▶ **Task description**:
What follows is a listing to be transcribed exactly.

(Figure record listings)
— Start —

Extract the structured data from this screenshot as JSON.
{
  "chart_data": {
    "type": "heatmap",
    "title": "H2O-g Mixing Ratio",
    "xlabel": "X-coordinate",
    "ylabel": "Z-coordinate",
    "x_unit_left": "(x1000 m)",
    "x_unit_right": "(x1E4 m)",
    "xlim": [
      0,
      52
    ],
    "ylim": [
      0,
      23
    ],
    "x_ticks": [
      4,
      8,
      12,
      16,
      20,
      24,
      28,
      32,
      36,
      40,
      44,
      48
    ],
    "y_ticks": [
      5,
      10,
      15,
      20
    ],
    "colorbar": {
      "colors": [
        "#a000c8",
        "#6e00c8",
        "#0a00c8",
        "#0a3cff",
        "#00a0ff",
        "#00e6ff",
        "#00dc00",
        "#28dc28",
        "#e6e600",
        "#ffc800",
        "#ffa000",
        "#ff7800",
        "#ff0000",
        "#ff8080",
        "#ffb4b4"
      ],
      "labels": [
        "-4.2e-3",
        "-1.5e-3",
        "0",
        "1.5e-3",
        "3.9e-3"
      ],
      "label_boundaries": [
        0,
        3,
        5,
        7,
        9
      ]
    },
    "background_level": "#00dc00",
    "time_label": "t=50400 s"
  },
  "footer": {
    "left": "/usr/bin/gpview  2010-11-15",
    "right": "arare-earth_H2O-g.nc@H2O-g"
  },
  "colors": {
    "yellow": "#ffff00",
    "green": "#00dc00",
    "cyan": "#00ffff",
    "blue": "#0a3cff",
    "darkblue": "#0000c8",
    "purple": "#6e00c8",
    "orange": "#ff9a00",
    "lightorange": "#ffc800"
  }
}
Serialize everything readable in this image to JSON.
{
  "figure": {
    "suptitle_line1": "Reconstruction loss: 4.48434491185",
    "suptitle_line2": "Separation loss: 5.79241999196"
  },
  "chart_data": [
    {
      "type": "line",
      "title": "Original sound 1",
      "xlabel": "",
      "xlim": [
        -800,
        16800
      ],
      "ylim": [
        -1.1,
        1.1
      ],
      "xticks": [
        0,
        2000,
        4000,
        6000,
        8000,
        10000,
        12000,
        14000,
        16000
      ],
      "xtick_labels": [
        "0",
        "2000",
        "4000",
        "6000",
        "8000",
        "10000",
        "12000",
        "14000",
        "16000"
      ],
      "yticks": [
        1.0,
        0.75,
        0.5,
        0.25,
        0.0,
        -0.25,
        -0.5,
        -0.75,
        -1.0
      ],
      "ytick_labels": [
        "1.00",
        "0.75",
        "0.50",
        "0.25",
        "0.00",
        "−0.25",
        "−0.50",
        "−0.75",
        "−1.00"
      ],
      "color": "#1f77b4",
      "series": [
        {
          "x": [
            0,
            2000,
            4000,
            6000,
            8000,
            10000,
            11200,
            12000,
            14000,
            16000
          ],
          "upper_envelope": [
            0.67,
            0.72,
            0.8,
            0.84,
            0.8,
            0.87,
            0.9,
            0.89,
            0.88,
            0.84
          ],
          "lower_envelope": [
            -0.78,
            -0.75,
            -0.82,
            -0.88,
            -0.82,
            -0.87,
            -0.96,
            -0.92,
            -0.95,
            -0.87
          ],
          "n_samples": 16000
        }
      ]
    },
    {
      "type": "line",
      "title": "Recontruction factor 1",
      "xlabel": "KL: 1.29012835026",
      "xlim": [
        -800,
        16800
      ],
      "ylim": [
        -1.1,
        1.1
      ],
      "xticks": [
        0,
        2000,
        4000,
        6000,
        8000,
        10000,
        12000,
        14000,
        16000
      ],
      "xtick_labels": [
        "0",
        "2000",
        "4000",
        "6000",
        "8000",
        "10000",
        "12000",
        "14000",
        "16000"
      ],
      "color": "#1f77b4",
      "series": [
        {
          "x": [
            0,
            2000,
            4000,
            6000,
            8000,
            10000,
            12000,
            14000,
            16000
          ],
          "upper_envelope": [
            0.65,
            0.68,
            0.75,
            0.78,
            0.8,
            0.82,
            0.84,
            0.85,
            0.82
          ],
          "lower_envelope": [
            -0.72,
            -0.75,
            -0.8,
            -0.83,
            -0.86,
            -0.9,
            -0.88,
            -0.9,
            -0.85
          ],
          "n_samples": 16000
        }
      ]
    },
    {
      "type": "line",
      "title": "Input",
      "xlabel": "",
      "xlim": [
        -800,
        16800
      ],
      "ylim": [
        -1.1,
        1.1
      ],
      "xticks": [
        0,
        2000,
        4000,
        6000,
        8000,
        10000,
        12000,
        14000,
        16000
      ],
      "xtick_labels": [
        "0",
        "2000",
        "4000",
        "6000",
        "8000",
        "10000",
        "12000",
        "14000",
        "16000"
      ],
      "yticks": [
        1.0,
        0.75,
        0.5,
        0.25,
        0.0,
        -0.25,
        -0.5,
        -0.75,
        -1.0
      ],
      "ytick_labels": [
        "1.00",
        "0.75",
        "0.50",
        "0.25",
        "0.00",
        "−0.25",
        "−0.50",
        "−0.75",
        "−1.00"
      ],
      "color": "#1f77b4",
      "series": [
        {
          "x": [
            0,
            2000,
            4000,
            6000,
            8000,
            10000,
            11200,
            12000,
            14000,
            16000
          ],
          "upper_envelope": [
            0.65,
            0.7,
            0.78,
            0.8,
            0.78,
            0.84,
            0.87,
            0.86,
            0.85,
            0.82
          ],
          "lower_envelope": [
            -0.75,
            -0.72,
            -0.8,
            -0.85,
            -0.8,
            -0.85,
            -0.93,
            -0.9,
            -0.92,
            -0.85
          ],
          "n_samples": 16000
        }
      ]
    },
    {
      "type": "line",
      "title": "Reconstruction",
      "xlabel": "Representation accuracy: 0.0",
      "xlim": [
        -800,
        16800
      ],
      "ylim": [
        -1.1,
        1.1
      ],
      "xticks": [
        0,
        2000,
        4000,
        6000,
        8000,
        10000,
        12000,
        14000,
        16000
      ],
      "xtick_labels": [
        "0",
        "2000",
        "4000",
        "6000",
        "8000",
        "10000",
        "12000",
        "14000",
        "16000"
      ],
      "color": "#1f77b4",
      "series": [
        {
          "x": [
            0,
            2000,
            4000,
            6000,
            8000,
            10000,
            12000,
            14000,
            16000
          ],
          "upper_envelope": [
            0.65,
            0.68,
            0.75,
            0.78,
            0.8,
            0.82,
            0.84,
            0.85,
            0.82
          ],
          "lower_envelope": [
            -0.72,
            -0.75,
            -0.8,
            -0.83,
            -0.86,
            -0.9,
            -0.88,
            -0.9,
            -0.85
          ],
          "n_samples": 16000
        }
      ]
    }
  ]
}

— End —

▶ **Solution**:
Extract the structured data from this screenshot as JSON.
{
  "chart_data": {
    "type": "heatmap",
    "title": "H2O-g Mixing Ratio",
    "xlabel": "X-coordinate",
    "ylabel": "Z-coordinate",
    "x_unit_left": "(x1000 m)",
    "x_unit_right": "(x1E4 m)",
    "xlim": [
      0,
      52
    ],
    "ylim": [
      0,
      23
    ],
    "x_ticks": [
      4,
      8,
      12,
      16,
      20,
      24,
      28,
      32,
      36,
      40,
      44,
      48
    ],
    "y_ticks": [
      5,
      10,
      15,
      20
    ],
    "colorbar": {
      "colors": [
        "#a000c8",
        "#6e00c8",
        "#0a00c8",
        "#0a3cff",
        "#00a0ff",
        "#00e6ff",
        "#00dc00",
        "#28dc28",
        "#e6e600",
        "#ffc800",
        "#ffa000",
        "#ff7800",
        "#ff0000",
        "#ff8080",
        "#ffb4b4"
      ],
      "labels": [
        "-4.2e-3",
        "-1.5e-3",
        "0",
        "1.5e-3",
        "3.9e-3"
      ],
      "label_boundaries": [
        0,
        3,
        5,
        7,
        9
      ]
    },
    "background_level": "#00dc00",
    "time_label": "t=50400 s"
  },
  "footer": {
    "left": "/usr/bin/gpview  2010-11-15",
    "right": "arare-earth_H2O-g.nc@H2O-g"
  },
  "colors": {
    "yellow": "#ffff00",
    "green": "#00dc00",
    "cyan": "#00ffff",
    "blue": "#0a3cff",
    "darkblue": "#0000c8",
    "purple": "#6e00c8",
    "orange": "#ff9a00",
    "lightorange": "#ffc800"
  }
}
Serialize everything readable in this image to JSON.
{
  "figure": {
    "suptitle_line1": "Reconstruction loss: 4.48434491185",
    "suptitle_line2": "Separation loss: 5.79241999196"
  },
  "chart_data": [
    {
      "type": "line",
      "title": "Original sound 1",
      "xlabel": "",
      "xlim": [
        -800,
        16800
      ],
      "ylim": [
        -1.1,
        1.1
      ],
      "xticks": [
        0,
        2000,
        4000,
        6000,
        8000,
        10000,
        12000,
        14000,
        16000
      ],
      "xtick_labels": [
        "0",
        "2000",
        "4000",
        "6000",
        "8000",
        "10000",
        "12000",
        "14000",
        "16000"
      ],
      "yticks": [
        1.0,
        0.75,
        0.5,
        0.25,
        0.0,
        -0.25,
        -0.5,
        -0.75,
        -1.0
      ],
      "ytick_labels": [
        "1.00",
        "0.75",
        "0.50",
        "0.25",
        "0.00",
        "−0.25",
        "−0.50",
        "−0.75",
        "−1.00"
      ],
      "color": "#1f77b4",
      "series": [
        {
          "x": [
            0,
            2000,
            4000,
            6000,
            8000,
            10000,
            11200,
            12000,
            14000,
            16000
          ],
          "upper_envelope": [
            0.67,
            0.72,
            0.8,
            0.84,
            0.8,
            0.87,
            0.9,
            0.89,
            0.88,
            0.84
          ],
          "lower_envelope": [
            -0.78,
            -0.75,
            -0.82,
            -0.88,
            -0.82,
            -0.87,
            -0.96,
            -0.92,
            -0.95,
            -0.87
          ],
          "n_samples": 16000
        }
      ]
    },
    {
      "type": "line",
      "title": "Recontruction factor 1",
      "xlabel": "KL: 1.29012835026",
      "xlim": [
        -800,
        16800
      ],
      "ylim": [
        -1.1,
        1.1
      ],
      "xticks": [
        0,
        2000,
        4000,
        6000,
        8000,
        10000,
        12000,
        14000,
        16000
      ],
      "xtick_labels": [
        "0",
        "2000",
        "4000",
        "6000",
        "8000",
        "10000",
        "12000",
        "14000",
        "16000"
      ],
      "color": "#1f77b4",
      "series": [
        {
          "x": [
            0,
            2000,
            4000,
            6000,
            8000,
            10000,
            12000,
            14000,
            16000
          ],
          "upper_envelope": [
            0.65,
            0.68,
            0.75,
            0.78,
            0.8,
            0.82,
            0.84,
            0.85,
            0.82
          ],
          "lower_envelope": [
            -0.72,
            -0.75,
            -0.8,
            -0.83,
            -0.86,
            -0.9,
            -0.88,
            -0.9,
            -0.85
          ],
          "n_samples": 16000
        }
      ]
    },
    {
      "type": "line",
      "title": "Input",
      "xlabel": "",
      "xlim": [
        -800,
        16800
      ],
      "ylim": [
        -1.1,
        1.1
      ],
      "xticks": [
        0,
        2000,
        4000,
        6000,
        8000,
        10000,
        12000,
        14000,
        16000
      ],
      "xtick_labels": [
        "0",
        "2000",
        "4000",
        "6000",
        "8000",
        "10000",
        "12000",
        "14000",
        "16000"
      ],
      "yticks": [
        1.0,
        0.75,
        0.5,
        0.25,
        0.0,
        -0.25,
        -0.5,
        -0.75,
        -1.0
      ],
      "ytick_labels": [
        "1.00",
        "0.75",
        "0.50",
        "0.25",
        "0.00",
        "−0.25",
        "−0.50",
        "−0.75",
        "−1.00"
      ],
      "color": "#1f77b4",
      "series": [
        {
          "x": [
            0,
            2000,
            4000,
            6000,
            8000,
            10000,
            11200,
            12000,
            14000,
            16000
          ],
          "upper_envelope": [
            0.65,
            0.7,
            0.78,
            0.8,
            0.78,
            0.84,
            0.87,
            0.86,
            0.85,
            0.82
          ],
          "lower_envelope": [
            -0.75,
            -0.72,
            -0.8,
            -0.85,
            -0.8,
            -0.85,
            -0.93,
            -0.9,
            -0.92,
            -0.85
          ],
          "n_samples": 16000
        }
      ]
    },
    {
      "type": "line",
      "title": "Reconstruction",
      "xlabel": "Representation accuracy: 0.0",
      "xlim": [
        -800,
        16800
      ],
      "ylim": [
        -1.1,
        1.1
      ],
      "xticks": [
        0,
        2000,
        4000,
        6000,
        8000,
        10000,
        12000,
        14000,
        16000
      ],
      "xtick_labels": [
        "0",
        "2000",
        "4000",
        "6000",
        "8000",
        "10000",
        "12000",
        "14000",
        "16000"
      ],
      "color": "#1f77b4",
      "series": [
        {
          "x": [
            0,
            2000,
            4000,
            6000,
            8000,
            10000,
            12000,
            14000,
            16000
          ],
          "upper_envelope": [
            0.65,
            0.68,
            0.75,
            0.78,
            0.8,
            0.82,
            0.84,
            0.85,
            0.82
          ],
          "lower_envelope": [
            -0.72,
            -0.75,
            -0.8,
            -0.83,
            -0.86,
            -0.9,
            -0.88,
            -0.9,
            -0.85
          ],
          "n_samples": 16000
        }
      ]
    }
  ]
}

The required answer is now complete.